Your objective: Set down the material once more, exactly as it appears.
☆ ☆ ☆ ☆ ☆
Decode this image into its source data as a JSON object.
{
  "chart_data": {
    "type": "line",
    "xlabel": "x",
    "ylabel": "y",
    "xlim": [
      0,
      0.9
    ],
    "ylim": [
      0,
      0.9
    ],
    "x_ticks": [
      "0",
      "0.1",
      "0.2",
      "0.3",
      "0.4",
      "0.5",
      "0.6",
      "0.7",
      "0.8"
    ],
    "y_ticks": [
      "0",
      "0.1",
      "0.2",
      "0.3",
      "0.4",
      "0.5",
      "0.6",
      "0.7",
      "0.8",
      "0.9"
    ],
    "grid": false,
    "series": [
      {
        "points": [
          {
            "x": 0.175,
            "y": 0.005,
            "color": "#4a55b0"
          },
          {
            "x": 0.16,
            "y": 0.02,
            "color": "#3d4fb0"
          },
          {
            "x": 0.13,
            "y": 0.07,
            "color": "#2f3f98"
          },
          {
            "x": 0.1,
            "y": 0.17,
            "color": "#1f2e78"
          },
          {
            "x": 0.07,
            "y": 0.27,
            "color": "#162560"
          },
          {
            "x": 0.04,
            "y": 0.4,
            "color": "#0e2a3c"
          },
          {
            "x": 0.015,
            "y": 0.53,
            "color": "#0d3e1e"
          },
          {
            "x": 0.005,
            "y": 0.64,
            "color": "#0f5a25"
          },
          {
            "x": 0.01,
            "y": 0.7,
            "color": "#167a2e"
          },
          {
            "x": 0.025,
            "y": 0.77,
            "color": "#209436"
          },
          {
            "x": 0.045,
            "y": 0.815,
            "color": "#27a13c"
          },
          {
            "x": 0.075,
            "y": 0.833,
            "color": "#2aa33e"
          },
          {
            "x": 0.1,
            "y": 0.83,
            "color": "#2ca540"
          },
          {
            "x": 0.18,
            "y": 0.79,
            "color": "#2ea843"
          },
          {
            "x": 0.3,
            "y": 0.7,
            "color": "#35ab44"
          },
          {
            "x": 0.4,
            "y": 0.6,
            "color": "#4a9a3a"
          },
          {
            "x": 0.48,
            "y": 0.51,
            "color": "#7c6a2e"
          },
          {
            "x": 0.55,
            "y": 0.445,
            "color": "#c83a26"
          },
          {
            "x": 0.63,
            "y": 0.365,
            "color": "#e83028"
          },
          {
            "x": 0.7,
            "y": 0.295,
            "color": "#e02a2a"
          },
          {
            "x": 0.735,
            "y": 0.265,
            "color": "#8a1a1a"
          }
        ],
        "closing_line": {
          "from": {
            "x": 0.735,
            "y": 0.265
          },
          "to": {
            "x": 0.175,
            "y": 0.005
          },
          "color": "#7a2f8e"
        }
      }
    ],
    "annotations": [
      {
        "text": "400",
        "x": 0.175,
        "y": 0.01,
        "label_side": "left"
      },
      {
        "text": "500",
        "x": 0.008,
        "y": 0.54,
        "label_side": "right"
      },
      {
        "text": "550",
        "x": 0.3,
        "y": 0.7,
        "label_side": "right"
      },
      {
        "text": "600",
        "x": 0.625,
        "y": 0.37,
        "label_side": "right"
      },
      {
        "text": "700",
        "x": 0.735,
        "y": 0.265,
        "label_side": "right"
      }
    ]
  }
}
☆ ☆ ☆ ☆ ☆
Response below:
Decode this image into its source data as a JSON object.
{
  "chart_data": {
    "type": "line",
    "xlabel": "x",
    "ylabel": "y",
    "xlim": [
      0,
      0.9
    ],
    "ylim": [
      0,
      0.9
    ],
    "x_ticks": [
      "0",
      "0.1",
      "0.2",
      "0.3",
      "0.4",
      "0.5",
      "0.6",
      "0.7",
      "0.8"
    ],
    "y_ticks": [
      "0",
      "0.1",
      "0.2",
      "0.3",
      "0.4",
      "0.5",
      "0.6",
      "0.7",
      "0.8",
      "0.9"
    ],
    "grid": false,
    "series": [
      {
        "points": [
          {
            "x": 0.175,
            "y": 0.005,
            "color": "#4a55b0"
          },
          {
            "x": 0.16,
            "y": 0.02,
            "color": "#3d4fb0"
          },
          {
            "x": 0.13,
            "y": 0.07,
            "color": "#2f3f98"
          },
          {
            "x": 0.1,
            "y": 0.17,
            "color": "#1f2e78"
          },
          {
            "x": 0.07,
            "y": 0.27,
            "color": "#162560"
          },
          {
            "x": 0.04,
            "y": 0.4,
            "color": "#0e2a3c"
          },
          {
            "x": 0.015,
            "y": 0.53,
            "color": "#0d3e1e"
          },
          {
            "x": 0.005,
            "y": 0.64,
            "color": "#0f5a25"
          },
          {
            "x": 0.01,
            "y": 0.7,
            "color": "#167a2e"
          },
          {
            "x": 0.025,
            "y": 0.77,
            "color": "#209436"
          },
          {
            "x": 0.045,
            "y": 0.815,
            "color": "#27a13c"
          },
          {
            "x": 0.075,
            "y": 0.833,
            "color": "#2aa33e"
          },
          {
            "x": 0.1,
            "y": 0.83,
            "color": "#2ca540"
          },
          {
            "x": 0.18,
            "y": 0.79,
            "color": "#2ea843"
          },
          {
            "x": 0.3,
            "y": 0.7,
            "color": "#35ab44"
          },
          {
            "x": 0.4,
            "y": 0.6,
            "color": "#4a9a3a"
          },
          {
            "x": 0.48,
            "y": 0.51,
            "color": "#7c6a2e"
          },
          {
            "x": 0.55,
            "y": 0.445,
            "color": "#c83a26"
          },
          {
            "x": 0.63,
            "y": 0.365,
            "color": "#e83028"
          },
          {
            "x": 0.7,
            "y": 0.295,
            "color": "#e02a2a"
          },
          {
            "x": 0.735,
            "y": 0.265,
            "color": "#8a1a1a"
          }
        ],
        "closing_line": {
          "from": {
            "x": 0.735,
            "y": 0.265
          },
          "to": {
            "x": 0.175,
            "y": 0.005
          },
          "color": "#7a2f8e"
        }
      }
    ],
    "annotations": [
      {
        "text": "400",
        "x": 0.175,
        "y": 0.01,
        "label_side": "left"
      },
      {
        "text": "500",
        "x": 0.008,
        "y": 0.54,
        "label_side": "right"
      },
      {
        "text": "550",
        "x": 0.3,
        "y": 0.7,
        "label_side": "right"
      },
      {
        "text": "600",
        "x": 0.625,
        "y": 0.37,
        "label_side": "right"
      },
      {
        "text": "700",
        "x": 0.735,
        "y": 0.265,
        "label_side": "right"
      }
    ]
  }
}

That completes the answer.